#### [WHAT YOU NEED TO DO]
Lay out the whole listing below as a JSON list of strings, one string per line, skipping blank lines. Leave the picture out of the answer.

#### [SOURCE DATA]
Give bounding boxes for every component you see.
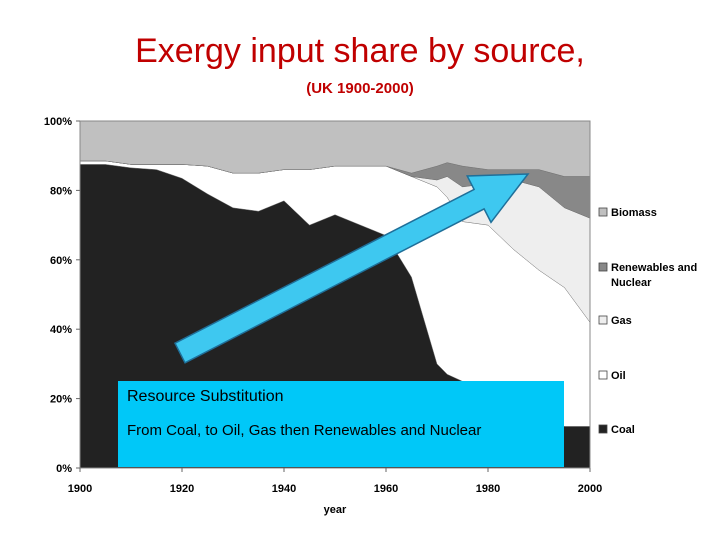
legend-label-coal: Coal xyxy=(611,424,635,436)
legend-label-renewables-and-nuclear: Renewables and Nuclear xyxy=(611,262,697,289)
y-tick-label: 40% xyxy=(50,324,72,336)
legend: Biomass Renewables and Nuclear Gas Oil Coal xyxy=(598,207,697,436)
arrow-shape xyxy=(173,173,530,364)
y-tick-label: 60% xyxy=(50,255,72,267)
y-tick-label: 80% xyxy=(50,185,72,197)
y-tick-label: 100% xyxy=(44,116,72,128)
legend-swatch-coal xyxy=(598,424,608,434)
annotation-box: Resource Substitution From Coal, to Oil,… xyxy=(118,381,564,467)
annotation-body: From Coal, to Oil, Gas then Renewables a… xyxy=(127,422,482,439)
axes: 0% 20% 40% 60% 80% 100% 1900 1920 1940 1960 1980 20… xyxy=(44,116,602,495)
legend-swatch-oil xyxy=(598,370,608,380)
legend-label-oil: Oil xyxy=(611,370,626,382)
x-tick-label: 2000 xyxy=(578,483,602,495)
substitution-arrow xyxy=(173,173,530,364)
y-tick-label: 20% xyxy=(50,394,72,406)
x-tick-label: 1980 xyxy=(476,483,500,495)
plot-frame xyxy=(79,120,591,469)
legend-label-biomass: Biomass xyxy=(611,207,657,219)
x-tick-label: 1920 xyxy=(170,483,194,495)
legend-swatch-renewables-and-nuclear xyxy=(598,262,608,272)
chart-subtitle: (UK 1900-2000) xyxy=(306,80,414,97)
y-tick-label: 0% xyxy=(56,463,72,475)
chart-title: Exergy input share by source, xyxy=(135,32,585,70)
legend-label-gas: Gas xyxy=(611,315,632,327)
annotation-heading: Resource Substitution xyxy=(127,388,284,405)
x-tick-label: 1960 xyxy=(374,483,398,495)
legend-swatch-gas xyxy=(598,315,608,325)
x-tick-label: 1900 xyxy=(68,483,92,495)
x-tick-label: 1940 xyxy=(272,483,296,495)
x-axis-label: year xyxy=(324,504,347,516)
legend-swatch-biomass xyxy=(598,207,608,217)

#### [ANSWER]
[
  "Give bounding boxes for every component you see.",
  "legend-label-coal: Coal xyxy=(611,424,635,436)",
  "legend-label-renewables-and-nuclear: Renewables and Nuclear xyxy=(611,262,697,289)",
  "y-tick-label: 40% xyxy=(50,324,72,336)",
  "legend: Biomass Renewables and Nuclear Gas Oil Coal xyxy=(598,207,697,436)",
  "arrow-shape xyxy=(173,173,530,364)",
  "y-tick-label: 60% xyxy=(50,255,72,267)",
  "y-tick-label: 80% xyxy=(50,185,72,197)",
  "y-tick-label: 100% xyxy=(44,116,72,128)",
  "legend-swatch-coal xyxy=(598,424,608,434)",
  "annotation-box: Resource Substitution From Coal, to Oil,… xyxy=(118,381,564,467)",
  "annotation-body: From Coal, to Oil, Gas then Renewables a… xyxy=(127,422,482,439)",
  "axes: 0% 20% 40% 60% 80% 100% 1900 1920 1940 1960 1980 20… xyxy=(44,116,602,495)",
  "legend-swatch-oil xyxy=(598,370,608,380)",
  "legend-label-oil: Oil xyxy=(611,370,626,382)",
  "x-tick-label: 2000 xyxy=(578,483,602,495)",
  "substitution-arrow xyxy=(173,173,530,364)",
  "y-tick-label: 20% xyxy=(50,394,72,406)",
  "x-tick-label: 1980 xyxy=(476,483,500,495)",
  "plot-frame xyxy=(79,120,591,469)",
  "legend-label-biomass: Biomass xyxy=(611,207,657,219)",
  "x-tick-label: 1920 xyxy=(170,483,194,495)",
  "legend-swatch-renewables-and-nuclear xyxy=(598,262,608,272)",
  "chart-subtitle: (UK 1900-2000) xyxy=(306,80,414,97)",
  "y-tick-label: 0% xyxy=(56,463,72,475)",
  "chart-title: Exergy input share by source, xyxy=(135,32,585,70)",
  "legend-label-gas: Gas xyxy=(611,315,632,327)",
  "annotation-heading: Resource Substitution xyxy=(127,388,284,405)",
  "x-tick-label: 1960 xyxy=(374,483,398,495)",
  "legend-swatch-gas xyxy=(598,315,608,325)",
  "x-tick-label: 1900 xyxy=(68,483,92,495)",
  "x-tick-label: 1940 xyxy=(272,483,296,495)",
  "x-axis-label: year xyxy=(324,504,347,516)",
  "legend-swatch-biomass xyxy=(598,207,608,217)"
]